TO BE DONE:
Return all lines below containing the word "position".

EXCERPTED RECORDS:
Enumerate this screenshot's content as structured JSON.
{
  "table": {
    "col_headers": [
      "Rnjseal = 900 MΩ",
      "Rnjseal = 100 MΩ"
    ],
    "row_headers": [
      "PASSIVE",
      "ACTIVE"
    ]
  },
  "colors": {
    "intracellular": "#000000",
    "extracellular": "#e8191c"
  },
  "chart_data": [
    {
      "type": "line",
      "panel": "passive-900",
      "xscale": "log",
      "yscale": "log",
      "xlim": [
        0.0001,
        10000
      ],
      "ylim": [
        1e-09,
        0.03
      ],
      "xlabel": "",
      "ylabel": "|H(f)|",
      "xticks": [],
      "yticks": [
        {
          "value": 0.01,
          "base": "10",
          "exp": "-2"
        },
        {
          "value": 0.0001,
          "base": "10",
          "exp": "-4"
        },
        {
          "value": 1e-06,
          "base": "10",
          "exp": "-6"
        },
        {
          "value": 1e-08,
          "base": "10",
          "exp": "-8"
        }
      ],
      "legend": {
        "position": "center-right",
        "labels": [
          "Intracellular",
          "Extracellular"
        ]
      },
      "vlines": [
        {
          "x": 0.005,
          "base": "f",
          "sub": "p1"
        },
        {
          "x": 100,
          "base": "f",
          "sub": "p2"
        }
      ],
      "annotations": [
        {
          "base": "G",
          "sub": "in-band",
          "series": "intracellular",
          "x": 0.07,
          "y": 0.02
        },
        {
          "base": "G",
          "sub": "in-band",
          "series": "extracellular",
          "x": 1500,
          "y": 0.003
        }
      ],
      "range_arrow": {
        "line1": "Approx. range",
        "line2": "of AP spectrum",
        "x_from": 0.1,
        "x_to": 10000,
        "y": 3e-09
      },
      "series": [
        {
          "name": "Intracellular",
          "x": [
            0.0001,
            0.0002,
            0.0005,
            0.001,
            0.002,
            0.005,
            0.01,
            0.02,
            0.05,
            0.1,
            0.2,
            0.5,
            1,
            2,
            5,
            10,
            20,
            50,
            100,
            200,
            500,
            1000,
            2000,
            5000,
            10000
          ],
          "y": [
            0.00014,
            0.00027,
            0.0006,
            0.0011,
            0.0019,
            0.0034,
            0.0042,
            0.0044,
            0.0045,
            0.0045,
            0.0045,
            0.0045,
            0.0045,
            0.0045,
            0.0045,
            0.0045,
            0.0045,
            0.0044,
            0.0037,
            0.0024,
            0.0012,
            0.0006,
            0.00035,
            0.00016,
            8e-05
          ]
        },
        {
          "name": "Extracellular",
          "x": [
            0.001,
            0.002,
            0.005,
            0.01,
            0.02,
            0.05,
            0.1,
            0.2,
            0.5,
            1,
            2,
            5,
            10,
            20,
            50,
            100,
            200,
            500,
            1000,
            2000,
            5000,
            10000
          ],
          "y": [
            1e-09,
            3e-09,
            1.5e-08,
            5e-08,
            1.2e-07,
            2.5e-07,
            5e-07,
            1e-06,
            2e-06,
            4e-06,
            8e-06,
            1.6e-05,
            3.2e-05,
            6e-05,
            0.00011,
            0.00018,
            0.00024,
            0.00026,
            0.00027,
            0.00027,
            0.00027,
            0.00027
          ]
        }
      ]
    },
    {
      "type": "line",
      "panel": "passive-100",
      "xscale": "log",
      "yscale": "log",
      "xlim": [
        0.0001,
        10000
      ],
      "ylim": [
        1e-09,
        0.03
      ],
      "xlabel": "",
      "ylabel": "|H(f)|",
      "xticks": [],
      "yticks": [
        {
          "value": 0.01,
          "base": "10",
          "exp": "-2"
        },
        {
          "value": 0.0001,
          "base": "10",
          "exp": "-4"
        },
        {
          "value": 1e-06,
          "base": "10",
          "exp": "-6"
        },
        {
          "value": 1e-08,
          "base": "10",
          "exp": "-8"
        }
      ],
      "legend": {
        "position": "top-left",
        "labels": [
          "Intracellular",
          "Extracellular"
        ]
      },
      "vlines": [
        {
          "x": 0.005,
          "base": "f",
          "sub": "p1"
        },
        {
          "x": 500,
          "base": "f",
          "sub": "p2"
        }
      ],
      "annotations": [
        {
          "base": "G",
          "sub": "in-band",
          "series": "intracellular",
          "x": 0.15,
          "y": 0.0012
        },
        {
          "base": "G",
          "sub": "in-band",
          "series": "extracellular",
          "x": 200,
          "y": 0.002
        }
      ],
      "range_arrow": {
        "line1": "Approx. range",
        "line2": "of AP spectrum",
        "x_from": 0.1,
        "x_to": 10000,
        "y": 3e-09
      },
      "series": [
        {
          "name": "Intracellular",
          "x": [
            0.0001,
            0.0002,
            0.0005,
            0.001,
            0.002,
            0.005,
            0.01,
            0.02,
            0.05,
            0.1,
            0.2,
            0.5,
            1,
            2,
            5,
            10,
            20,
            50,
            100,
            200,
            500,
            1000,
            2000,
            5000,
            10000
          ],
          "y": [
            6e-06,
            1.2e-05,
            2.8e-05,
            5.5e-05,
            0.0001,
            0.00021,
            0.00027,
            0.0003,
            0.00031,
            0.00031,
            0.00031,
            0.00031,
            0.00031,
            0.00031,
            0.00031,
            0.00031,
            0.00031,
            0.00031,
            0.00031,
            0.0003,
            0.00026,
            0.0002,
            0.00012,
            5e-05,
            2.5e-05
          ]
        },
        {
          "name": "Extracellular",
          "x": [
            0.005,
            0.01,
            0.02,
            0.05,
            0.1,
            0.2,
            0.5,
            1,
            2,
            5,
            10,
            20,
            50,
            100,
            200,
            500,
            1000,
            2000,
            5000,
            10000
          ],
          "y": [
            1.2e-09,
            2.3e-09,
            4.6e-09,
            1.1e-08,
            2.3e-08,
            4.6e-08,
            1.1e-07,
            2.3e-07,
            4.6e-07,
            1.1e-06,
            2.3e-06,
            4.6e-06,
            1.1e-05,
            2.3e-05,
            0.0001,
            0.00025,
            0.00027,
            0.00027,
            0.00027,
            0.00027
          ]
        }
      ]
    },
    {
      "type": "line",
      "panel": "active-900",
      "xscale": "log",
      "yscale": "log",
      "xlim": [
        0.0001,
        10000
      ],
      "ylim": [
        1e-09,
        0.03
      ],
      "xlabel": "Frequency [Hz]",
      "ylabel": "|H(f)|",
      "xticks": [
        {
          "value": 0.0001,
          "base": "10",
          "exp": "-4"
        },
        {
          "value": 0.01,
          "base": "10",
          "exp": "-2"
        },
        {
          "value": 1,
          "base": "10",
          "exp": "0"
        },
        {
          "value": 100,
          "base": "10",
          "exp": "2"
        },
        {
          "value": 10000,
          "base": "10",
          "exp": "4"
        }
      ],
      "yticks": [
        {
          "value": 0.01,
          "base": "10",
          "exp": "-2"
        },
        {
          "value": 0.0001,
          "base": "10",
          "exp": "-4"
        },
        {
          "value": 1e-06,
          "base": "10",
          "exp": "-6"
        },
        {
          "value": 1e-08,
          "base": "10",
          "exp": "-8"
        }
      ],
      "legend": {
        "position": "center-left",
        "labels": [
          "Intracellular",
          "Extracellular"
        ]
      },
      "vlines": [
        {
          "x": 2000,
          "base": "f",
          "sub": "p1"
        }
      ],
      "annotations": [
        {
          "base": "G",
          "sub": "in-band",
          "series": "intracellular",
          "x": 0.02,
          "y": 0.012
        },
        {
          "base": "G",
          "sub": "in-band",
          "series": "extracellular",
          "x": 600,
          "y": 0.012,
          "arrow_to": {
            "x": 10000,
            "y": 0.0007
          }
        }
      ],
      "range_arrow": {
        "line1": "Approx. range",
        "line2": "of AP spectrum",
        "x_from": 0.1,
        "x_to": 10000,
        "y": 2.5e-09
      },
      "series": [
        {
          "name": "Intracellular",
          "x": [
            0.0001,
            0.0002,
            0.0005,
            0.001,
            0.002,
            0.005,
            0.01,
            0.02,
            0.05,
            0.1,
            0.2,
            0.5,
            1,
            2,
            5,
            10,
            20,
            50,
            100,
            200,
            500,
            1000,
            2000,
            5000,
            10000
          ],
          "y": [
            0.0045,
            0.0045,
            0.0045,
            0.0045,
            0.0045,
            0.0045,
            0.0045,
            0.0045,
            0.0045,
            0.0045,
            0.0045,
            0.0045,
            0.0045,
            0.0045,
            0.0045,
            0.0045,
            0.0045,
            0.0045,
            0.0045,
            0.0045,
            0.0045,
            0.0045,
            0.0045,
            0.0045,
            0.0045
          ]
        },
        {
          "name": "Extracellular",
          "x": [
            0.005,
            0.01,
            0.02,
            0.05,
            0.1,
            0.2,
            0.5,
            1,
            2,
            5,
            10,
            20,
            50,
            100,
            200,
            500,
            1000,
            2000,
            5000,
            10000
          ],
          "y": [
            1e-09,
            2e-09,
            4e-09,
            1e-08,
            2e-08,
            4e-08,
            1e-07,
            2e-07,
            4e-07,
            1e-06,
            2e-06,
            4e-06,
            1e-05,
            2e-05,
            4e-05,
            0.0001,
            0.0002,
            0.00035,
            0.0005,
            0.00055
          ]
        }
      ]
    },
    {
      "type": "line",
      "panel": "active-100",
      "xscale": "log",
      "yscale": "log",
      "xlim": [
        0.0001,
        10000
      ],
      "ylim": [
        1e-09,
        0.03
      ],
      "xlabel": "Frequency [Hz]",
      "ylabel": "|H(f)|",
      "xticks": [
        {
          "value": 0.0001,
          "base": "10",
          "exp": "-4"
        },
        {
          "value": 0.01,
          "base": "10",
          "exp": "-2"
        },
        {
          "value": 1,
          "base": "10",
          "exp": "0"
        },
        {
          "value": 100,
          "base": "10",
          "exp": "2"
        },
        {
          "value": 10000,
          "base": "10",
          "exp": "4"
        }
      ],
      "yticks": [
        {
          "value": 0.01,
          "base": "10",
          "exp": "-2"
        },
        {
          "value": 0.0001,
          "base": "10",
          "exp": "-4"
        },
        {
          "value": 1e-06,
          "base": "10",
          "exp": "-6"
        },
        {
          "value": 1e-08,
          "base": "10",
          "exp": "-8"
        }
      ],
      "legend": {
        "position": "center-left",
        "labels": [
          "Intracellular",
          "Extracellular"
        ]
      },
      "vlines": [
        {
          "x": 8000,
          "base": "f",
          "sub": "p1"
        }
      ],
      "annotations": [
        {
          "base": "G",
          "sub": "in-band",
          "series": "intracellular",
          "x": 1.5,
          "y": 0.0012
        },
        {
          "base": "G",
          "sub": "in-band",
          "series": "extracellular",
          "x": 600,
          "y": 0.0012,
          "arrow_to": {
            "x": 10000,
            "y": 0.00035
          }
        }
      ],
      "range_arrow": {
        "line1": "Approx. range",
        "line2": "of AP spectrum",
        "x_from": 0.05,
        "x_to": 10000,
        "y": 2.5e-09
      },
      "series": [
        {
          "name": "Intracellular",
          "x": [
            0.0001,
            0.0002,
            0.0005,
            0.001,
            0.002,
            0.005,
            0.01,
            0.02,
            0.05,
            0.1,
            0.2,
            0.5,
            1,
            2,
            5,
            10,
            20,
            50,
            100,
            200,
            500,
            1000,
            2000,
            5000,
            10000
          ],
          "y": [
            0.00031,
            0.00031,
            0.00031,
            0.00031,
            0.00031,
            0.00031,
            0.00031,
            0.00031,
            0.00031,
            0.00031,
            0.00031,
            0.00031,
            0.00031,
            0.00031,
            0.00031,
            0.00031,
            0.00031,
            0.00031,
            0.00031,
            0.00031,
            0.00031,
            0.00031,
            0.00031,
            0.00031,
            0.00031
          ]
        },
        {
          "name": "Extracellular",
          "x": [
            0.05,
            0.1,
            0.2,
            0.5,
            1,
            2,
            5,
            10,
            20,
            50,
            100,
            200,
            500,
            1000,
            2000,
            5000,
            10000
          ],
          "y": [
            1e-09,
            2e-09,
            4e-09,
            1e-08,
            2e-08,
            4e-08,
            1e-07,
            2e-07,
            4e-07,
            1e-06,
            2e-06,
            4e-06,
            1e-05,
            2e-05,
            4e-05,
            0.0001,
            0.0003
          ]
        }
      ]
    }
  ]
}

EXERCISE SOLUTION:
        "position": "center-right",
        "position": "top-left",
        "position": "center-left",
        "position": "center-left",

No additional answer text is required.